What you will do: Single out the lines that include the word "以邮戳日前为准". Copy them.

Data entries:
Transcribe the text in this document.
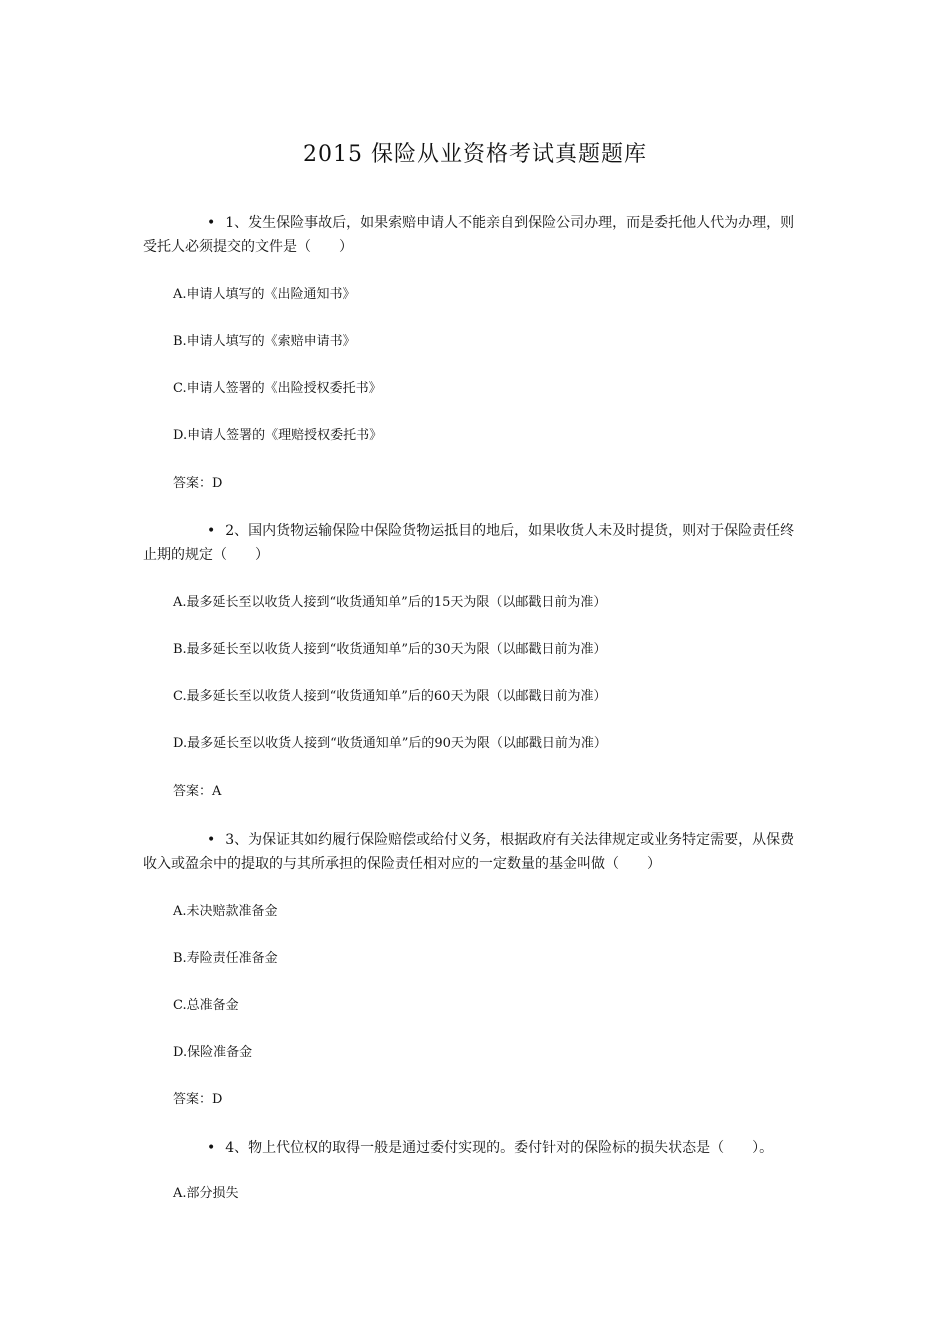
2015 保险从业资格考试真题题库
• 1、发生保险事故后，如果索赔申请人不能亲自到保险公司办理，而是委托他人代为办理，则受托人必须提交的文件是（　　）
A.申请人填写的《出险通知书》
B.申请人填写的《索赔申请书》
C.申请人签署的《出险授权委托书》
D.申请人签署的《理赔授权委托书》
答案：D
• 2、国内货物运输保险中保险货物运抵目的地后，如果收货人未及时提货，则对于保险责任终止期的规定（　　）
A.最多延长至以收货人接到“收货通知单”后的15天为限（以邮戳日前为准）
B.最多延长至以收货人接到“收货通知单”后的30天为限（以邮戳日前为准）
C.最多延长至以收货人接到“收货通知单”后的60天为限（以邮戳日前为准）
D.最多延长至以收货人接到“收货通知单”后的90天为限（以邮戳日前为准）
答案：A
• 3、为保证其如约履行保险赔偿或给付义务，根据政府有关法律规定或业务特定需要，从保费收入或盈余中的提取的与其所承担的保险责任相对应的一定数量的基金叫做（　　）
A.未决赔款准备金
B.寿险责任准备金
C.总准备金
D.保险准备金
答案：D
• 4、物上代位权的取得一般是通过委付实现的。委付针对的保险标的损失状态是（　　）。
A.部分损失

Answer below:
A.最多延长至以收货人接到“收货通知单”后的15天为限（以邮戳日前为准）
B.最多延长至以收货人接到“收货通知单”后的30天为限（以邮戳日前为准）
C.最多延长至以收货人接到“收货通知单”后的60天为限（以邮戳日前为准）
D.最多延长至以收货人接到“收货通知单”后的90天为限（以邮戳日前为准）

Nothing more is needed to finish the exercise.